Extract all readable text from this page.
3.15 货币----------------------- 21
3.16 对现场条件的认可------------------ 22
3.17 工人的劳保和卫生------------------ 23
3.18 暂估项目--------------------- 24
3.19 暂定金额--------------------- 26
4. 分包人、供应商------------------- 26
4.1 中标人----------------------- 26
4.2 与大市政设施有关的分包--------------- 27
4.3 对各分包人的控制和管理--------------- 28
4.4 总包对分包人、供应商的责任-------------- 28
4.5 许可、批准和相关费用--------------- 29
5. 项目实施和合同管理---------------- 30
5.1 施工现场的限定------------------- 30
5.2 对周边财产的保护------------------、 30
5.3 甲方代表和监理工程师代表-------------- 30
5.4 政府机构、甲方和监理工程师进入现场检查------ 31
· · ·
Quote all the records exactly, please, leaving none out.

**Result of this task**.
Extract all readable text from this page.
3.15 货币----------------------- 21
3.16 对现场条件的认可------------------ 22
3.17 工人的劳保和卫生------------------ 23
3.18 暂估项目--------------------- 24
3.19 暂定金额--------------------- 26
4. 分包人、供应商------------------- 26
4.1 中标人----------------------- 26
4.2 与大市政设施有关的分包--------------- 27
4.3 对各分包人的控制和管理--------------- 28
4.4 总包对分包人、供应商的责任-------------- 28
4.5 许可、批准和相关费用--------------- 29
5. 项目实施和合同管理---------------- 30
5.1 施工现场的限定------------------- 30
5.2 对周边财产的保护------------------、 30
5.3 甲方代表和监理工程师代表-------------- 30
5.4 政府机构、甲方和监理工程师进入现场检查------ 31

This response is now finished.